Stated task -
Pick out every line of the entries below where "Download" occurs, and copy those lines.

--- start Record list ---

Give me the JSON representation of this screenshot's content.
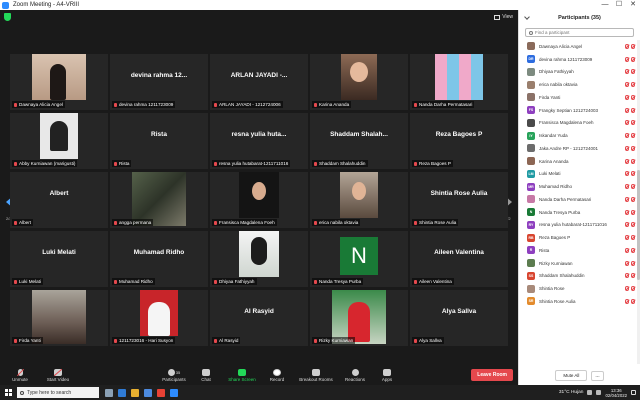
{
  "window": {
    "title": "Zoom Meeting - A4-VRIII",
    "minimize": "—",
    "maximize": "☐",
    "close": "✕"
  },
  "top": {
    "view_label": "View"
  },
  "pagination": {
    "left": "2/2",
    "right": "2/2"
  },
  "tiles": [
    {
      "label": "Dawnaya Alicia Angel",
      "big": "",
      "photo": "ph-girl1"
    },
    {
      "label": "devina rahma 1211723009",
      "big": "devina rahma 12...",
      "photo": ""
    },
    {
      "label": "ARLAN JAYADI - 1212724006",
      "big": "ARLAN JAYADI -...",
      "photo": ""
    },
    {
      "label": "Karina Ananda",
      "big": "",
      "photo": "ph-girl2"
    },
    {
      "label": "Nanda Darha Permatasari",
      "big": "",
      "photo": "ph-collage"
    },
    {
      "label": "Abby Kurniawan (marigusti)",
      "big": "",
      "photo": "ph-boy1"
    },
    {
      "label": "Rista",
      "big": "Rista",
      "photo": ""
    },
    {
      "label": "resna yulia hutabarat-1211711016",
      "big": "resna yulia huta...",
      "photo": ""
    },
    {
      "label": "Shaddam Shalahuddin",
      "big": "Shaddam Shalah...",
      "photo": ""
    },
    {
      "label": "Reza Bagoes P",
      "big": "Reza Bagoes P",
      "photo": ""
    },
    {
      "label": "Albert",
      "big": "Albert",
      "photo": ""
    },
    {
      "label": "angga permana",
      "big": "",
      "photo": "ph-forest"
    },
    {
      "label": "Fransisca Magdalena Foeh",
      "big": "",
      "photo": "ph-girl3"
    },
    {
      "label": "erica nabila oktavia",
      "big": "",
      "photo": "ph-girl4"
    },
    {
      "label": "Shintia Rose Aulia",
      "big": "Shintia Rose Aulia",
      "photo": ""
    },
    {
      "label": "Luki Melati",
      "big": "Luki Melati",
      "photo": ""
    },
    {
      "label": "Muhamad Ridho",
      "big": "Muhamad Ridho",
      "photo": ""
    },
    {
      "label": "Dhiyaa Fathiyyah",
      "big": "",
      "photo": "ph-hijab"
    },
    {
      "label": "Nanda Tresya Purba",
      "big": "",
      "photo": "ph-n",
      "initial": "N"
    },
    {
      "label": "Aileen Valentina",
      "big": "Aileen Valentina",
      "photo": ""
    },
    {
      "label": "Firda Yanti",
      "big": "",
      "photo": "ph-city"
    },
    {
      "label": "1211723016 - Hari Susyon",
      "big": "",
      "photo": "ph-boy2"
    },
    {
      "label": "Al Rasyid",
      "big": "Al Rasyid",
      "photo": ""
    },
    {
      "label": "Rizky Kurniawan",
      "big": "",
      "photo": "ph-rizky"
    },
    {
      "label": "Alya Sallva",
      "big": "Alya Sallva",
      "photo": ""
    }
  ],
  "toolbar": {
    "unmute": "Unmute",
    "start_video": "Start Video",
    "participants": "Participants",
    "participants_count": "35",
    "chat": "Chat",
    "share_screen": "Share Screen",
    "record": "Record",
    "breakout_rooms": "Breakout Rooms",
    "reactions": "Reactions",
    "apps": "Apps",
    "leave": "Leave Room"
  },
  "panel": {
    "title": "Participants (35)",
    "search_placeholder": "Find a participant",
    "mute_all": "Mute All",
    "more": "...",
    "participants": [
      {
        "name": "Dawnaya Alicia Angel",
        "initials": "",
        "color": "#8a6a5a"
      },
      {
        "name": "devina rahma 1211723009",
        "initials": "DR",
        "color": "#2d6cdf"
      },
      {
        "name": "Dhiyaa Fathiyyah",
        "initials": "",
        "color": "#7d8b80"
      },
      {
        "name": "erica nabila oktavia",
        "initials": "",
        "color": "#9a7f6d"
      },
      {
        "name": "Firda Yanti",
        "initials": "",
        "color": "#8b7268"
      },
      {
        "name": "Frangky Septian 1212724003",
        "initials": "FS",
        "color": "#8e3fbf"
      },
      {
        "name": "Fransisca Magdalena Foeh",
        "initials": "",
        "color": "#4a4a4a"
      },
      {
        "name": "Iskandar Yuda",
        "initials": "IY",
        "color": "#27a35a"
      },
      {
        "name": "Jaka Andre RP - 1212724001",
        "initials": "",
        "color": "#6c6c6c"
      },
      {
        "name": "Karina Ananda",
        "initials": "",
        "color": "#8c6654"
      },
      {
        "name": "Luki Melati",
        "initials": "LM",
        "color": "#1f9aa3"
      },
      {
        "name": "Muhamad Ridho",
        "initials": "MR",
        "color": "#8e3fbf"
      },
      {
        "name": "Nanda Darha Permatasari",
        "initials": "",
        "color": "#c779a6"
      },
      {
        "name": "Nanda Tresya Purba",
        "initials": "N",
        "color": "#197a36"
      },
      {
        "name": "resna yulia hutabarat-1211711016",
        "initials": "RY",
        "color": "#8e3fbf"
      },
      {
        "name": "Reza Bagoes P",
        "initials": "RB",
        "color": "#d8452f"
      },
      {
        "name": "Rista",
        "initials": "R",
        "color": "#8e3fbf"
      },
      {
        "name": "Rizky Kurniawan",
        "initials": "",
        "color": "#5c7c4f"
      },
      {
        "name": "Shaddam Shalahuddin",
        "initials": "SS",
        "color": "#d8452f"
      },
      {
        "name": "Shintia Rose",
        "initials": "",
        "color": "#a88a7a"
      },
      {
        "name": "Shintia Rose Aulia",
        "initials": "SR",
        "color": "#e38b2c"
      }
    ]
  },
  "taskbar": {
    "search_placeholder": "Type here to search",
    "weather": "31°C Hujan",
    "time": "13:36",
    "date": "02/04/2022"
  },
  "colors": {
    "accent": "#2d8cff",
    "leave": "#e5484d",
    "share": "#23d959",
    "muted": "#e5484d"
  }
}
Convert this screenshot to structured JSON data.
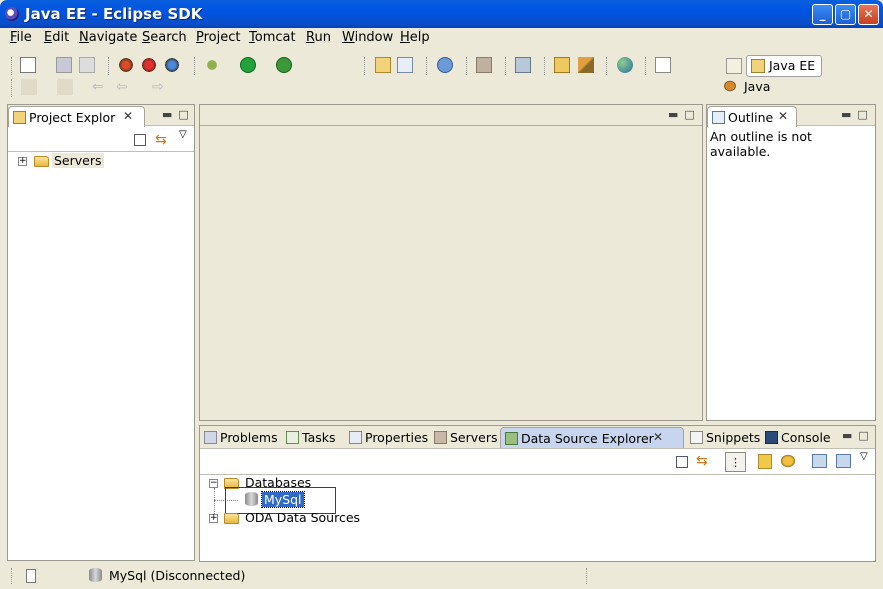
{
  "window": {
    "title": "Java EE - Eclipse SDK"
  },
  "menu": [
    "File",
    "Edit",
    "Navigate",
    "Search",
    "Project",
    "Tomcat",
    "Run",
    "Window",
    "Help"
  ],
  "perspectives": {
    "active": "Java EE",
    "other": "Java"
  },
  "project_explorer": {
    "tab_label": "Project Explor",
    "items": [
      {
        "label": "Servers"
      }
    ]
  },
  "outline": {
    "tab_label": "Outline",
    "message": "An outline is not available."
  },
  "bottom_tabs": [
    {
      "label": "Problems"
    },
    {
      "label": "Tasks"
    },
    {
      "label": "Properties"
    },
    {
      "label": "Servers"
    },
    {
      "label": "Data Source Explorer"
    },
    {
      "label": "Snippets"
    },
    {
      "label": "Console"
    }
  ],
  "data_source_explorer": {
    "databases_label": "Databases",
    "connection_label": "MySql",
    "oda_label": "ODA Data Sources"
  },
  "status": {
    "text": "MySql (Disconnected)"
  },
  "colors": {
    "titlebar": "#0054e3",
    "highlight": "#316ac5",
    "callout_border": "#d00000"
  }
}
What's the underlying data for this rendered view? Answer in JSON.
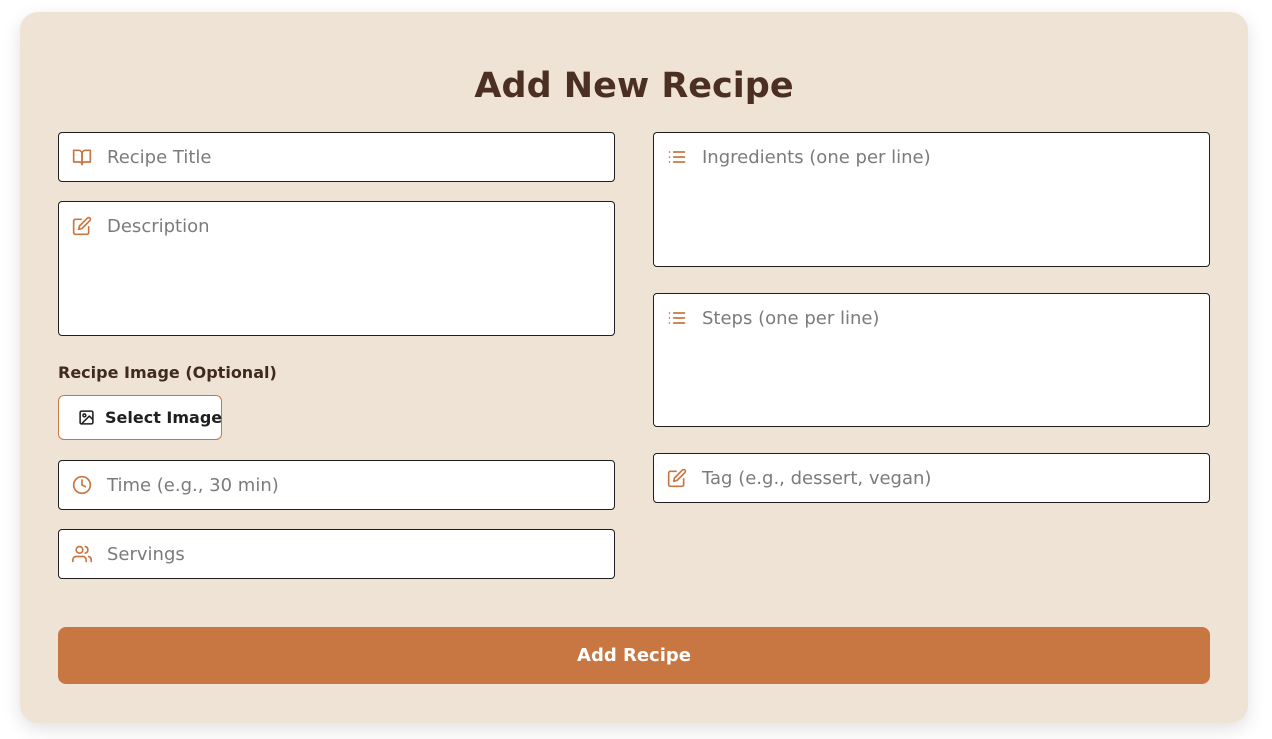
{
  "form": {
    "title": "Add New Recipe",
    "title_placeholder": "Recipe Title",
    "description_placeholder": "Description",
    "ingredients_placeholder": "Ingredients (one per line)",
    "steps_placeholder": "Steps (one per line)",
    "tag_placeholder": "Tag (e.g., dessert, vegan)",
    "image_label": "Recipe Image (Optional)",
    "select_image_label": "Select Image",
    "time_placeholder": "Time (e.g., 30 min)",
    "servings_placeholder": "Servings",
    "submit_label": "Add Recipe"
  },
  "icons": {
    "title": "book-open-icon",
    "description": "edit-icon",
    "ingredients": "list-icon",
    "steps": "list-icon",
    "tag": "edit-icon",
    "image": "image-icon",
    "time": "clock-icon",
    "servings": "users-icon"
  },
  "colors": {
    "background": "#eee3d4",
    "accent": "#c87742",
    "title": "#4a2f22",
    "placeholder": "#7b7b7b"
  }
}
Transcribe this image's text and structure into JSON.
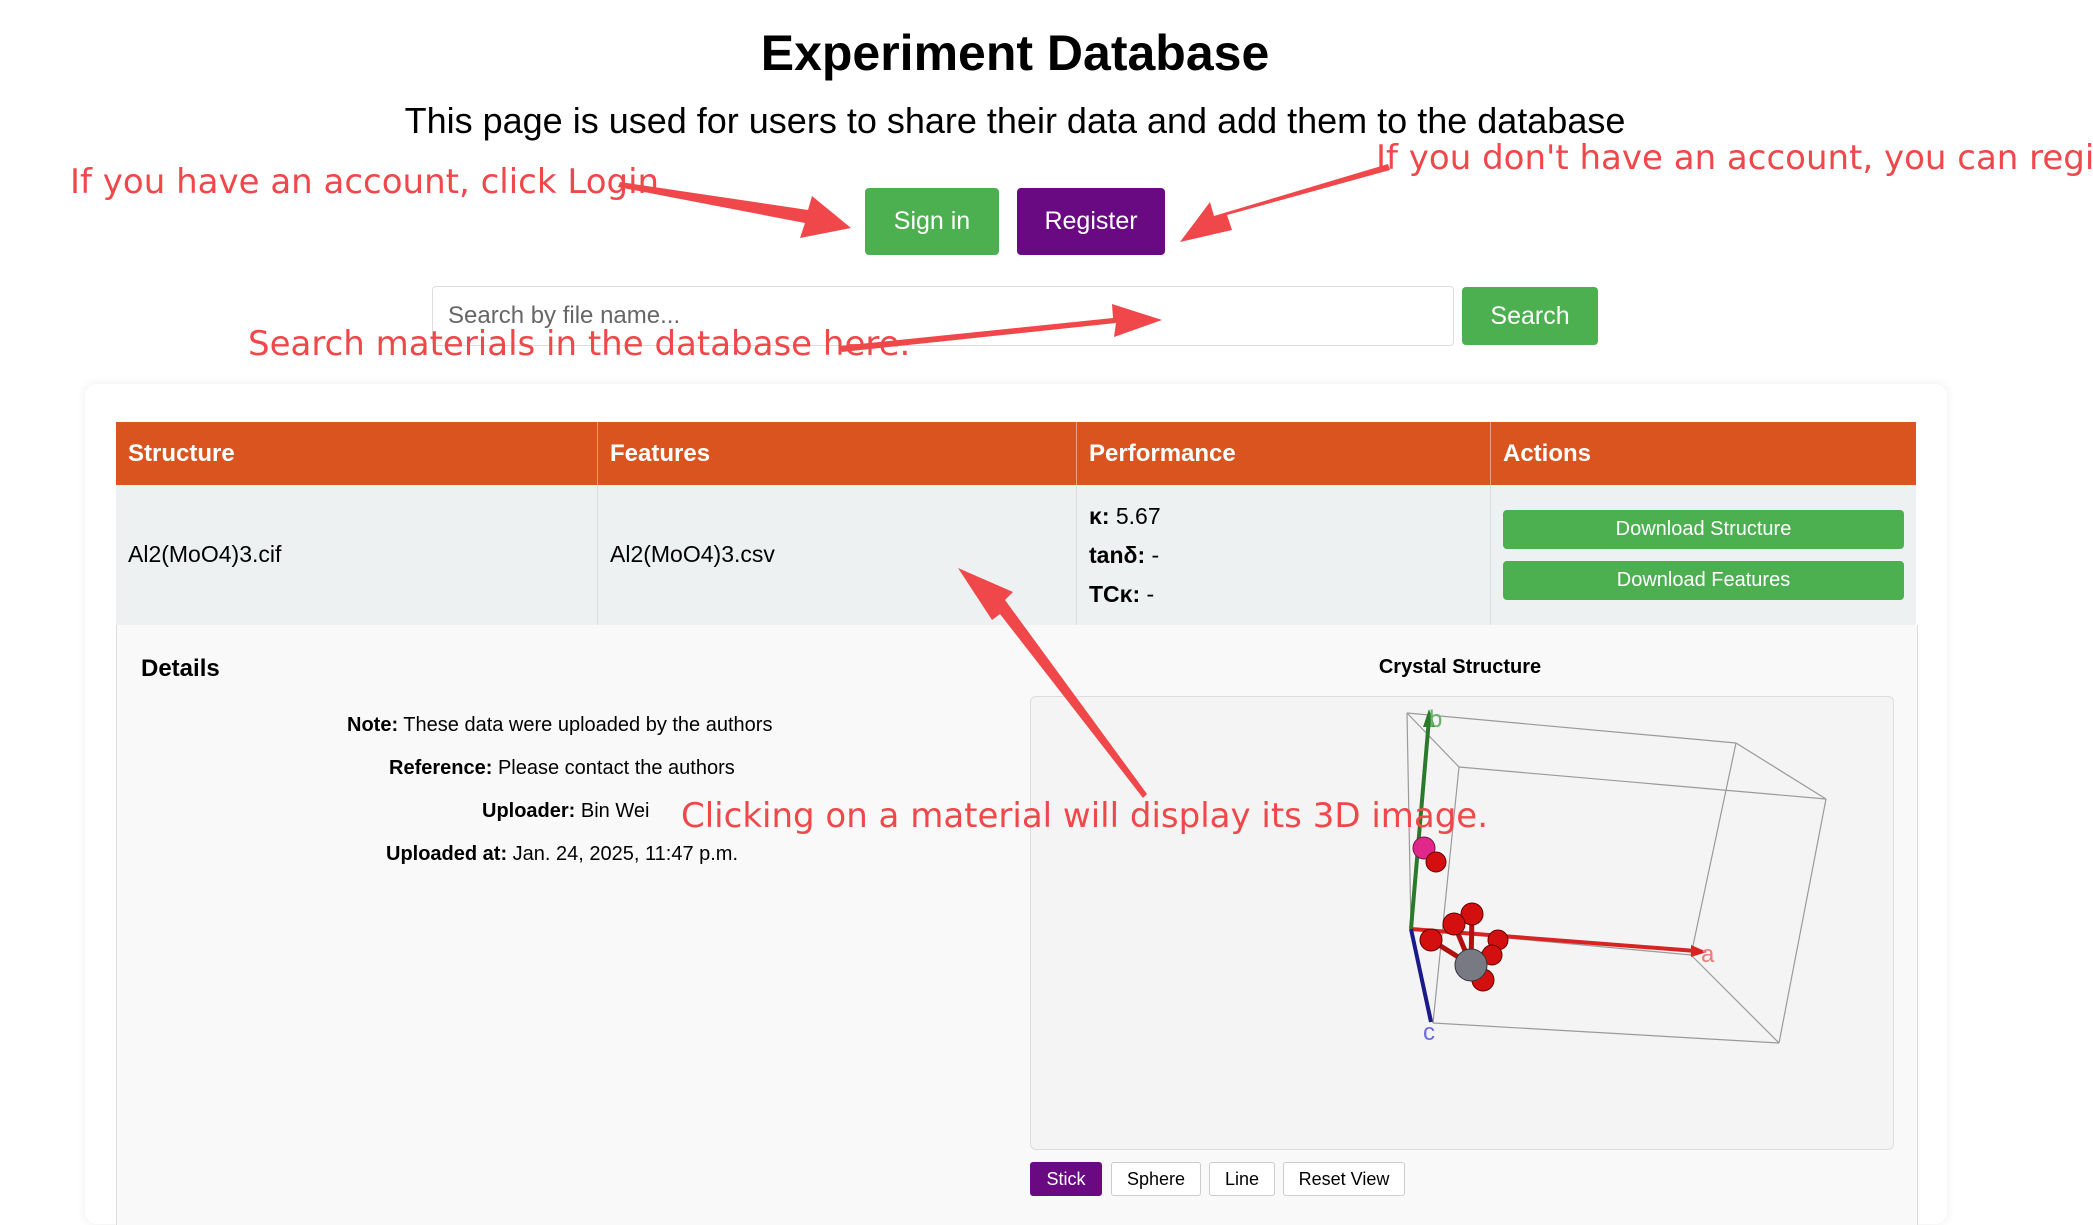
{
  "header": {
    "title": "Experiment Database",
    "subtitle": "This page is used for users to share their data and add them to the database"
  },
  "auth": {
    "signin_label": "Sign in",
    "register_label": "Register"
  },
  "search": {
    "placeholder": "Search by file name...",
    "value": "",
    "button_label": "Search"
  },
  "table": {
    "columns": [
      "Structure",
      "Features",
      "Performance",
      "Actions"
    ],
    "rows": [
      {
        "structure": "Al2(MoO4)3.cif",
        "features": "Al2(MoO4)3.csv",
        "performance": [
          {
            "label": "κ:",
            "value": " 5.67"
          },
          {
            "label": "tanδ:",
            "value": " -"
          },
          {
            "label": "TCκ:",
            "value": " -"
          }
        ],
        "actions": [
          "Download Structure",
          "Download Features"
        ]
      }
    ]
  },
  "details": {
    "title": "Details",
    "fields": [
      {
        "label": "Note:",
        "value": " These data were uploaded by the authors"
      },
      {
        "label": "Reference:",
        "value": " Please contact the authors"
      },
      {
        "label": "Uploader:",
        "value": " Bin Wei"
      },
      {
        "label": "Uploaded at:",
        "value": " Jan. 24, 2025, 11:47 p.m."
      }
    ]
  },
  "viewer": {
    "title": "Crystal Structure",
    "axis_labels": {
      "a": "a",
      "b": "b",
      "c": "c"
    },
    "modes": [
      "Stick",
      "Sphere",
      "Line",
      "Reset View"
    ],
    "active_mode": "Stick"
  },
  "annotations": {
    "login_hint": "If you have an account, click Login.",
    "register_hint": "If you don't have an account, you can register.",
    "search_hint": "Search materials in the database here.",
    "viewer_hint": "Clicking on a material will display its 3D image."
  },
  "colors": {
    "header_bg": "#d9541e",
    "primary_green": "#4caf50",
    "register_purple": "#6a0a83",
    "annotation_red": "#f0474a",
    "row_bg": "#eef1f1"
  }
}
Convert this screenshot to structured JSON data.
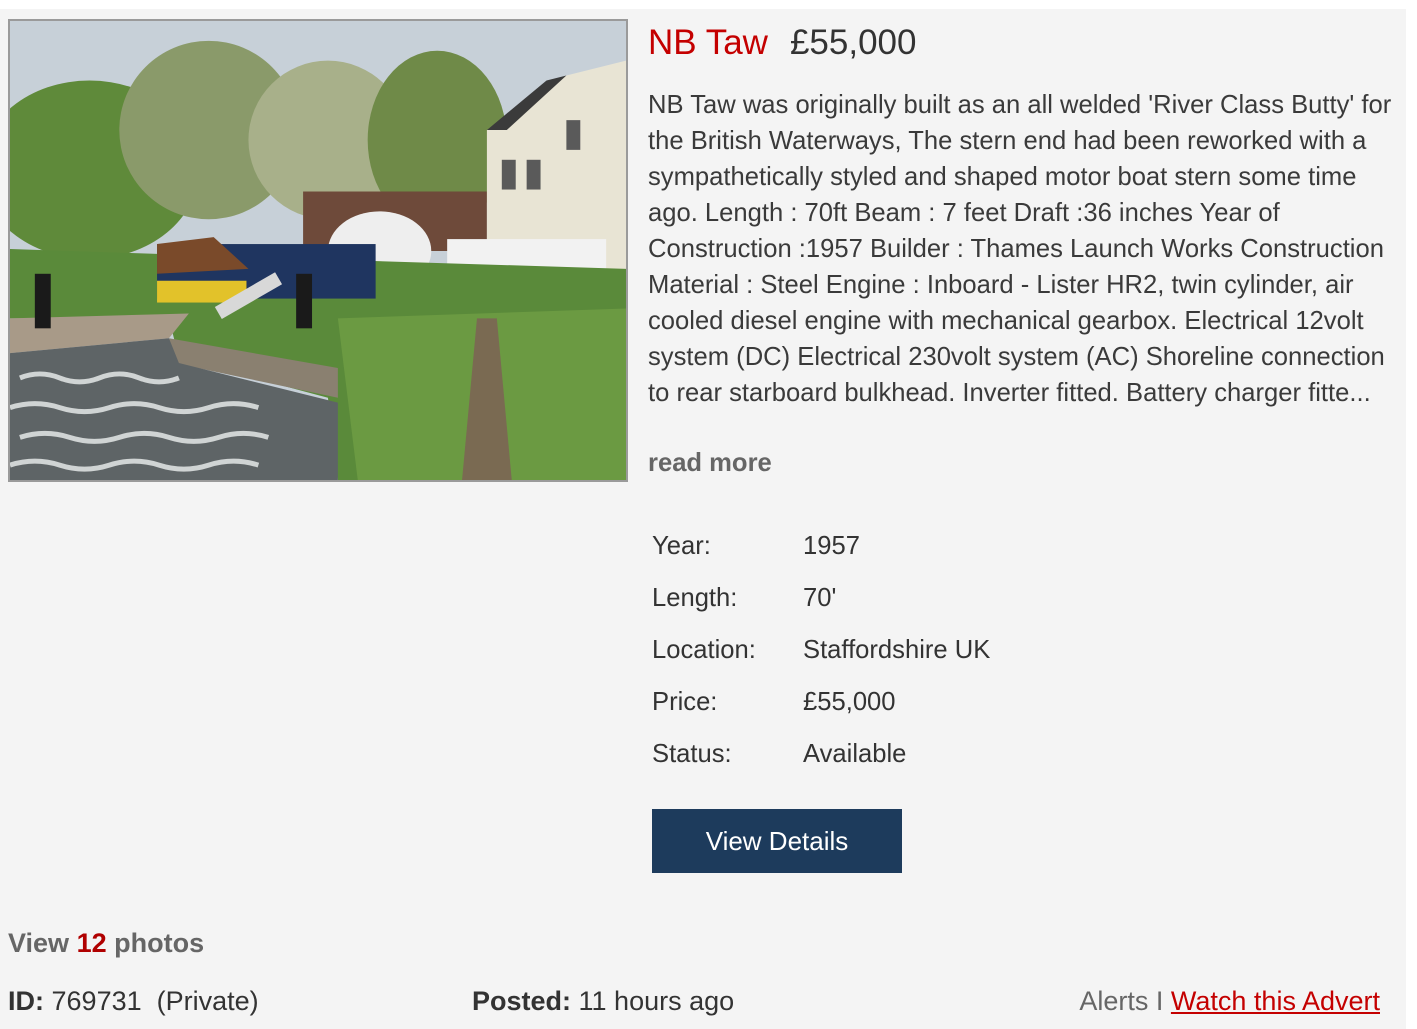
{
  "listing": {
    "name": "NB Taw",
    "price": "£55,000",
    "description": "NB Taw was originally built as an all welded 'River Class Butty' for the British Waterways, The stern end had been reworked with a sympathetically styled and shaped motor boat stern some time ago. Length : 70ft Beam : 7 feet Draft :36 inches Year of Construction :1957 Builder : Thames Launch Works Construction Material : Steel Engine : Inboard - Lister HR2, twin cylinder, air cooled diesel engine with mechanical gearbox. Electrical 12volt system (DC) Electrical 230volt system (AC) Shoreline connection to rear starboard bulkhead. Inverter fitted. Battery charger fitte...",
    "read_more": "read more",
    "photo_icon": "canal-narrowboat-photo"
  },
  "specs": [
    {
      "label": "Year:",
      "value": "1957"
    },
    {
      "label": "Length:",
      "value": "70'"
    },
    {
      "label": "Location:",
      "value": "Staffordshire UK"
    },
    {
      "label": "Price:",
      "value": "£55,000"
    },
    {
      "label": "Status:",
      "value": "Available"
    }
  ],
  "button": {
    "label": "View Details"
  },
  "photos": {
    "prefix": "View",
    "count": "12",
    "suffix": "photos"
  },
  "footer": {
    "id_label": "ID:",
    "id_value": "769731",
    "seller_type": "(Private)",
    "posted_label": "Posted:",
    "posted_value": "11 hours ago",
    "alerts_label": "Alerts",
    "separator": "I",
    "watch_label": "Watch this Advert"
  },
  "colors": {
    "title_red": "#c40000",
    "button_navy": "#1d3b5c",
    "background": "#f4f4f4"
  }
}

--- end Record list ---

Reply -
          "Download Structure",
          "Download Features"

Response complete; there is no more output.